**Task brief**
For this exercise, copy out each line of the material below that includes "зарплата".

**Data for processing**
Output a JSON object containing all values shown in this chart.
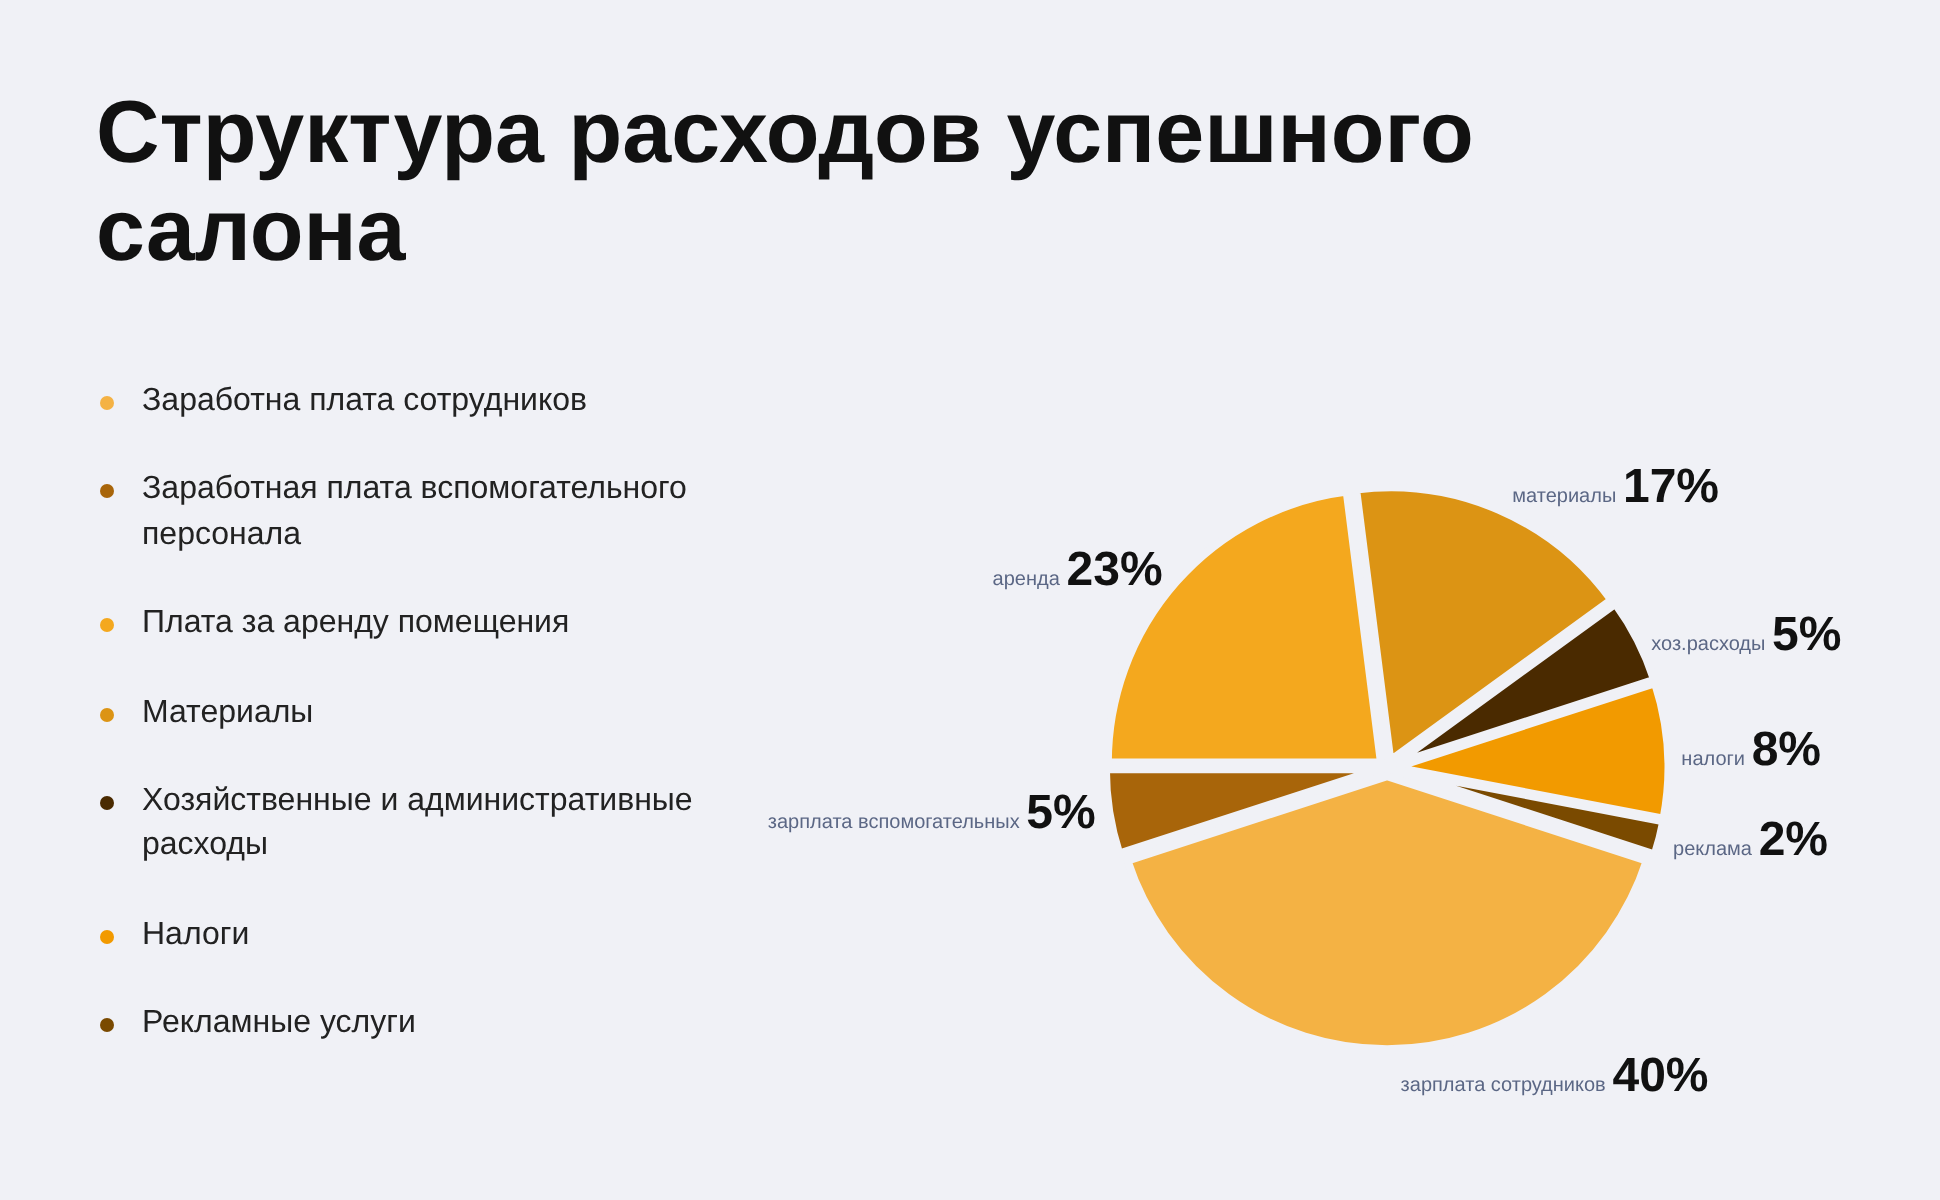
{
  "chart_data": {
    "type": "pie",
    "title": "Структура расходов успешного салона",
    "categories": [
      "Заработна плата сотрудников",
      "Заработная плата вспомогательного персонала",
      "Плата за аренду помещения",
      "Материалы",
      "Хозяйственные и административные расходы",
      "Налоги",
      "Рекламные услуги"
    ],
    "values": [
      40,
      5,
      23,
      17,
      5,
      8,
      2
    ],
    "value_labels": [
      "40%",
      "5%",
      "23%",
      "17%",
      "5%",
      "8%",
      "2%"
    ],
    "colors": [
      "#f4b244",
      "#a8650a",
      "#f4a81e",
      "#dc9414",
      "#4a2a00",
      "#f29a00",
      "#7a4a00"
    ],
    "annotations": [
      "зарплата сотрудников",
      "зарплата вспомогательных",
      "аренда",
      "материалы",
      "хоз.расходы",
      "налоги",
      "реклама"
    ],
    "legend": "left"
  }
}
==
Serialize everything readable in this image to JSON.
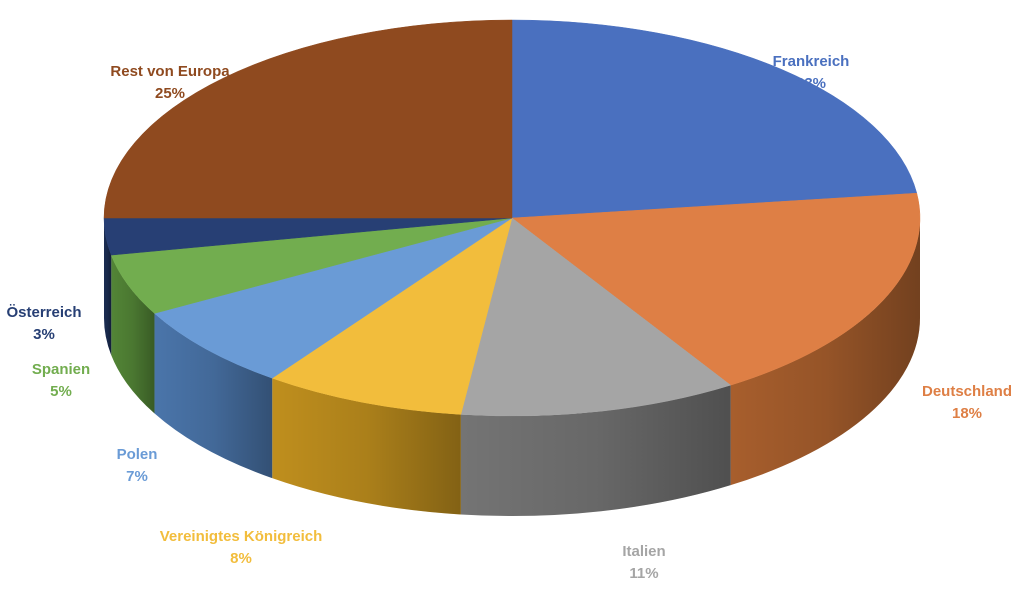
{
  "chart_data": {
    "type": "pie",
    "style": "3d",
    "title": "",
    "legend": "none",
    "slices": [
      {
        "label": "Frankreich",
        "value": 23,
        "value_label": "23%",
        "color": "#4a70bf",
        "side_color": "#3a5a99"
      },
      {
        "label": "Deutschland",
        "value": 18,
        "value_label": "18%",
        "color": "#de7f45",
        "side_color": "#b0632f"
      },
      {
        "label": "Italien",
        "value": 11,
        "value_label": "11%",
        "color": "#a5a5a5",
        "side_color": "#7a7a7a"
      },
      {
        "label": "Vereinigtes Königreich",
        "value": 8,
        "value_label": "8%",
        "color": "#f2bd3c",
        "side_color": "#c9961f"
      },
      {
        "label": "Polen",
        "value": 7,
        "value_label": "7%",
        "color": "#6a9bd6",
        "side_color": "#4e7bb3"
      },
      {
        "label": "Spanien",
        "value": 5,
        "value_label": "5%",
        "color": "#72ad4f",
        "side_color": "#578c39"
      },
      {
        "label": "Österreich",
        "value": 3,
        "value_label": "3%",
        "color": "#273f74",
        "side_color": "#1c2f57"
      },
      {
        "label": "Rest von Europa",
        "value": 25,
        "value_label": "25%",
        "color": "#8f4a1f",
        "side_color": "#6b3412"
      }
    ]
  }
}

**The answer**
      "зарплата сотрудников",
      "зарплата вспомогательных",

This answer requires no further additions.